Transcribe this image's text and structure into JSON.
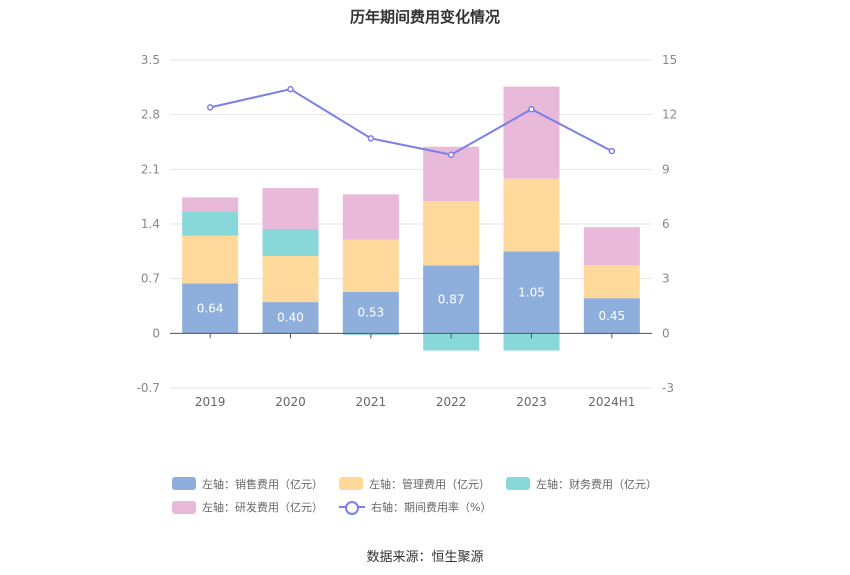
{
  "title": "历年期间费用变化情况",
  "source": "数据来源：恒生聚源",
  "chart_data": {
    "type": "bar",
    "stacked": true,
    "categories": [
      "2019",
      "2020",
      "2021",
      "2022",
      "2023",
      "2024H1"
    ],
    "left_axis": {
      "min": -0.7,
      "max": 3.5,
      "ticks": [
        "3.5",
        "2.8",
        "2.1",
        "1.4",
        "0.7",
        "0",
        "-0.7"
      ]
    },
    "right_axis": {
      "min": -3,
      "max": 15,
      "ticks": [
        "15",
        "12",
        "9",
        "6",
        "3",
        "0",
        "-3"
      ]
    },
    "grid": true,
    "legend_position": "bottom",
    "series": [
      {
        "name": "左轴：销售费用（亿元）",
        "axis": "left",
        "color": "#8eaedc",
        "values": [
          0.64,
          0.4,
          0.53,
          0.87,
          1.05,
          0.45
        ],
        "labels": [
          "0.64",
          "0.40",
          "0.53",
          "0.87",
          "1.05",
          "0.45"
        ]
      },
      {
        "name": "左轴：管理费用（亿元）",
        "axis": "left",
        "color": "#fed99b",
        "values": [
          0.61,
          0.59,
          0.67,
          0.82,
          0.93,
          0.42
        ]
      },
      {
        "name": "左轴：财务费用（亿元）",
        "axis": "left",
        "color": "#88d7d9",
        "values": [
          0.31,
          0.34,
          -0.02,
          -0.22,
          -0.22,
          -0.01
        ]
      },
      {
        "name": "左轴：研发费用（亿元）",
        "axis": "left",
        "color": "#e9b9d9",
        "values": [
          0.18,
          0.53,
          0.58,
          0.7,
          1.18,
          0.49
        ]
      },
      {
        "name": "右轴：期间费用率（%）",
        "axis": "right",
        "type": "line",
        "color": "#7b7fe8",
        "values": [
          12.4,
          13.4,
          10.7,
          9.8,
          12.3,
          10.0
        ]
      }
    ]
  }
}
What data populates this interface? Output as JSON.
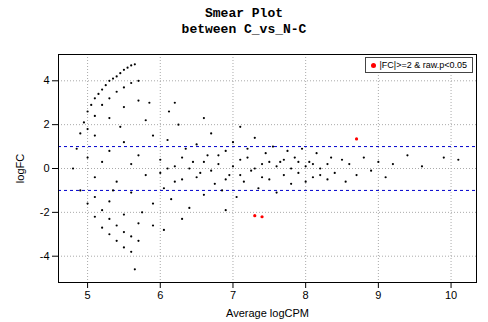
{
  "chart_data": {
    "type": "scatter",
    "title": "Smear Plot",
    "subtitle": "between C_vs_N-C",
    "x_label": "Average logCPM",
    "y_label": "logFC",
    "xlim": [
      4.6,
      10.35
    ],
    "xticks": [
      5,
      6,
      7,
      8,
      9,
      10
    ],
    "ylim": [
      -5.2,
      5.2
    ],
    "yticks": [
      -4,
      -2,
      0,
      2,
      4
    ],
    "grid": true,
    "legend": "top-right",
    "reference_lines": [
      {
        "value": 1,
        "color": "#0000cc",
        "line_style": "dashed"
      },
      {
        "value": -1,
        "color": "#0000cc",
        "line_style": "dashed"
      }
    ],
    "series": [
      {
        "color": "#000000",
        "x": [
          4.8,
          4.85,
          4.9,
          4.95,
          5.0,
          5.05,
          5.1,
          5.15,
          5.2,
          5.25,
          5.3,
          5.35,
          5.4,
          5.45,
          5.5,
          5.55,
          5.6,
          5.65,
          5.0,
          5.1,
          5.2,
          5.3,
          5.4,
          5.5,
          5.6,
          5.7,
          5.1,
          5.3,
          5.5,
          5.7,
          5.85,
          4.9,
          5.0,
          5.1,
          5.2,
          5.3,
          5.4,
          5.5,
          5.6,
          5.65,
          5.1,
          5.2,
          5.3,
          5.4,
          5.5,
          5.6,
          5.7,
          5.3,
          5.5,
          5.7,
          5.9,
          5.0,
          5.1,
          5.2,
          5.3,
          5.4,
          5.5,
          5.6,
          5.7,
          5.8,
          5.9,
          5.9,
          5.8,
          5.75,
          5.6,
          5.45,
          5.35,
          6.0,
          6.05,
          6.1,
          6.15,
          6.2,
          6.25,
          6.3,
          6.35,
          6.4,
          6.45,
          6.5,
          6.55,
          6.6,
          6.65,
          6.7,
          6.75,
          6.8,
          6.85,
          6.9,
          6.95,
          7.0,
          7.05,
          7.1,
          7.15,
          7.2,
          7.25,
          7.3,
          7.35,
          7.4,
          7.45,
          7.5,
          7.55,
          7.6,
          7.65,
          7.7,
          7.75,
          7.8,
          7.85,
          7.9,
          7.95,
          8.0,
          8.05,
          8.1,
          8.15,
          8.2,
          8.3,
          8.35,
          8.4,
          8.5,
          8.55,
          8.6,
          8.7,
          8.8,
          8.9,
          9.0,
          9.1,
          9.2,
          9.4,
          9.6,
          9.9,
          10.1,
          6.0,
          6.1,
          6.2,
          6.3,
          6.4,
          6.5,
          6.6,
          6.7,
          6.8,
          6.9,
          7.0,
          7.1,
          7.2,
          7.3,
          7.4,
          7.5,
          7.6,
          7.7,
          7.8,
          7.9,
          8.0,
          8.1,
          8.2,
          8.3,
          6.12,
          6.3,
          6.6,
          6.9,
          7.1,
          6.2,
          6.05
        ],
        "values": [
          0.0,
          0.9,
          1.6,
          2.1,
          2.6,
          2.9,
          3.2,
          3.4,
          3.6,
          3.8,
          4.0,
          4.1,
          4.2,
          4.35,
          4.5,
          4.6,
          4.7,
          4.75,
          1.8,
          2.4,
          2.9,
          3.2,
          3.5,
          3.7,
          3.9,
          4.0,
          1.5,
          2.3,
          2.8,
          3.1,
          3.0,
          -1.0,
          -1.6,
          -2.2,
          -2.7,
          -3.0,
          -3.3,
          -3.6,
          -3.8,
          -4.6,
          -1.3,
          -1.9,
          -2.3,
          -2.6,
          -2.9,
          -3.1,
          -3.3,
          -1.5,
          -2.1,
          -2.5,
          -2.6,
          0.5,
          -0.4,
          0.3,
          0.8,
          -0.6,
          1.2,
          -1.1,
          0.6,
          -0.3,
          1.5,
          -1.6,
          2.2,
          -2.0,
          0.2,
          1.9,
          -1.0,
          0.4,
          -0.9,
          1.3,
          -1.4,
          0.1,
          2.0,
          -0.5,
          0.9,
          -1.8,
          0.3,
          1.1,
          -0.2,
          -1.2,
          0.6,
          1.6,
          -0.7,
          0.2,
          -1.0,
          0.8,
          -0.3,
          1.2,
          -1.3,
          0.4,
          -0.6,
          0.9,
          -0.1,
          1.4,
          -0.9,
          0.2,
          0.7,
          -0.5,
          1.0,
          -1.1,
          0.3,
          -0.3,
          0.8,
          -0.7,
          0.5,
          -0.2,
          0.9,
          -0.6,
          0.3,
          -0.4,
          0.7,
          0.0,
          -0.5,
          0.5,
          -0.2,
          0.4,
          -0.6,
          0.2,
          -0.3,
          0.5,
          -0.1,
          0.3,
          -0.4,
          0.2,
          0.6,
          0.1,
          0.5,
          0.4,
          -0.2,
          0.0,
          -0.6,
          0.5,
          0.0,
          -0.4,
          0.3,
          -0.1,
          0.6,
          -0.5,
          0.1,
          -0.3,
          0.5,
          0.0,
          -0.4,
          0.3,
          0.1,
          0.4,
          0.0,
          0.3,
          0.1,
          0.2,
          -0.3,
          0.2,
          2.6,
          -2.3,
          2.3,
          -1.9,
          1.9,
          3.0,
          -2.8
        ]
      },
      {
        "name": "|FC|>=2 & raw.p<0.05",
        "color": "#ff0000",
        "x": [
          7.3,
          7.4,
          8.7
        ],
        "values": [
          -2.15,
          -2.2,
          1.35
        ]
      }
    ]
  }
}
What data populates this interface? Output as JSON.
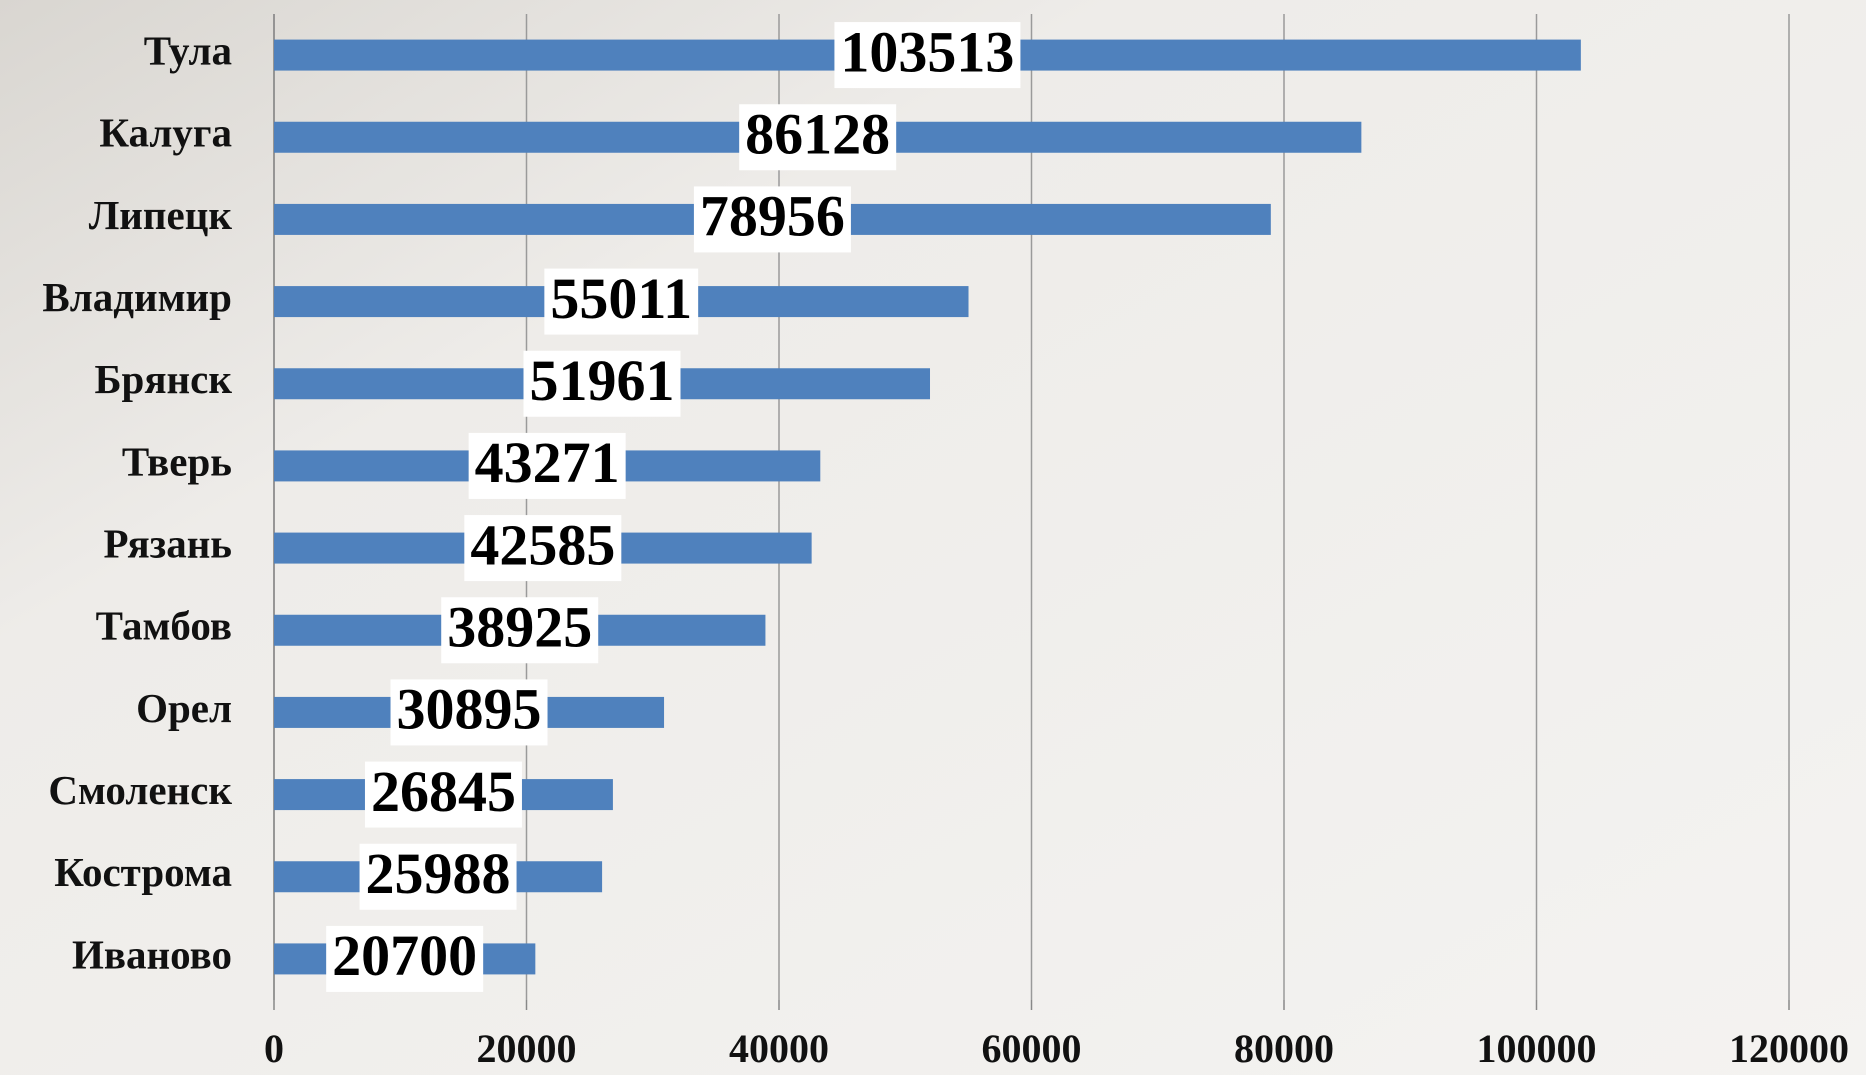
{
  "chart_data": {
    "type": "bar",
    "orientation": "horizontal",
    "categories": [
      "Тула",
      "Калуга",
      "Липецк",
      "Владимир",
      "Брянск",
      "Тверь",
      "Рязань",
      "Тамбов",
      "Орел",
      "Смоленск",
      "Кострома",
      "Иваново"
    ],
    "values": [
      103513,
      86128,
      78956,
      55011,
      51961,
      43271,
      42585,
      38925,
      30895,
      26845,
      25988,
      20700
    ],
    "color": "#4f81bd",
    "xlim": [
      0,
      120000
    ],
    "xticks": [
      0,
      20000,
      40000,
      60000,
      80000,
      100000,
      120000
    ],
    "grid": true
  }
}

# # # # #

» **Exercise goal**: Count how many lines above contain the word "color". Reply with the number alone.

» **Task output**: 10